### AIM OF THE EXERCISE
Below are some entries. Output each one exactly as it appears.

### Data extracted from a collection
[START]
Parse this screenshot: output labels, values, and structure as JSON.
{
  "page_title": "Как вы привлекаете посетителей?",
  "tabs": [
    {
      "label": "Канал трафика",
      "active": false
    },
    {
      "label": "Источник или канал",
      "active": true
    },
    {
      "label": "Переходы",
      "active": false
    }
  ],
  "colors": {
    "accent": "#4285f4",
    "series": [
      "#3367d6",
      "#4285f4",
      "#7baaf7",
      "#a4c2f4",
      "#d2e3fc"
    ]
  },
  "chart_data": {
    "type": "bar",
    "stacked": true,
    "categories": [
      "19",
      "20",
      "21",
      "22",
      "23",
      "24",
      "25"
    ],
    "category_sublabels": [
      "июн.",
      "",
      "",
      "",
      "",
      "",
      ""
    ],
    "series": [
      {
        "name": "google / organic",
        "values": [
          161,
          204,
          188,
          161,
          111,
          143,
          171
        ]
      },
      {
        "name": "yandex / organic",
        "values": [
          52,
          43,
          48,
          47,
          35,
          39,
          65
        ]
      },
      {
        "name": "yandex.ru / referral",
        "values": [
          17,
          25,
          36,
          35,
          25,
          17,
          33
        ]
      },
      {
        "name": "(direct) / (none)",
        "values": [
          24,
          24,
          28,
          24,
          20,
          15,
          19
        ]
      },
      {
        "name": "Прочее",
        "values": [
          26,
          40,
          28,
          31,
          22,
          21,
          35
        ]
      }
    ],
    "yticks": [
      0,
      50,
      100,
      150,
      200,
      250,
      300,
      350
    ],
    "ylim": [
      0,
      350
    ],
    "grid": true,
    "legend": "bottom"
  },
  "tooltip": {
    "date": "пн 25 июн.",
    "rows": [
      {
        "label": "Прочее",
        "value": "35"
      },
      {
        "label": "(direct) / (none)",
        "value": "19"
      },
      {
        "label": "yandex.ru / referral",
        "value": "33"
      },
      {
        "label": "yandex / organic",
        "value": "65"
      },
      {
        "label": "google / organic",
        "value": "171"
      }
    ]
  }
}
[END]
### TASK SOLUTION
Parse this screenshot: output labels, values, and structure as JSON.
{
  "page_title": "Как вы привлекаете посетителей?",
  "tabs": [
    {
      "label": "Канал трафика",
      "active": false
    },
    {
      "label": "Источник или канал",
      "active": true
    },
    {
      "label": "Переходы",
      "active": false
    }
  ],
  "colors": {
    "accent": "#4285f4",
    "series": [
      "#3367d6",
      "#4285f4",
      "#7baaf7",
      "#a4c2f4",
      "#d2e3fc"
    ]
  },
  "chart_data": {
    "type": "bar",
    "stacked": true,
    "categories": [
      "19",
      "20",
      "21",
      "22",
      "23",
      "24",
      "25"
    ],
    "category_sublabels": [
      "июн.",
      "",
      "",
      "",
      "",
      "",
      ""
    ],
    "series": [
      {
        "name": "google / organic",
        "values": [
          161,
          204,
          188,
          161,
          111,
          143,
          171
        ]
      },
      {
        "name": "yandex / organic",
        "values": [
          52,
          43,
          48,
          47,
          35,
          39,
          65
        ]
      },
      {
        "name": "yandex.ru / referral",
        "values": [
          17,
          25,
          36,
          35,
          25,
          17,
          33
        ]
      },
      {
        "name": "(direct) / (none)",
        "values": [
          24,
          24,
          28,
          24,
          20,
          15,
          19
        ]
      },
      {
        "name": "Прочее",
        "values": [
          26,
          40,
          28,
          31,
          22,
          21,
          35
        ]
      }
    ],
    "yticks": [
      0,
      50,
      100,
      150,
      200,
      250,
      300,
      350
    ],
    "ylim": [
      0,
      350
    ],
    "grid": true,
    "legend": "bottom"
  },
  "tooltip": {
    "date": "пн 25 июн.",
    "rows": [
      {
        "label": "Прочее",
        "value": "35"
      },
      {
        "label": "(direct) / (none)",
        "value": "19"
      },
      {
        "label": "yandex.ru / referral",
        "value": "33"
      },
      {
        "label": "yandex / organic",
        "value": "65"
      },
      {
        "label": "google / organic",
        "value": "171"
      }
    ]
  }
}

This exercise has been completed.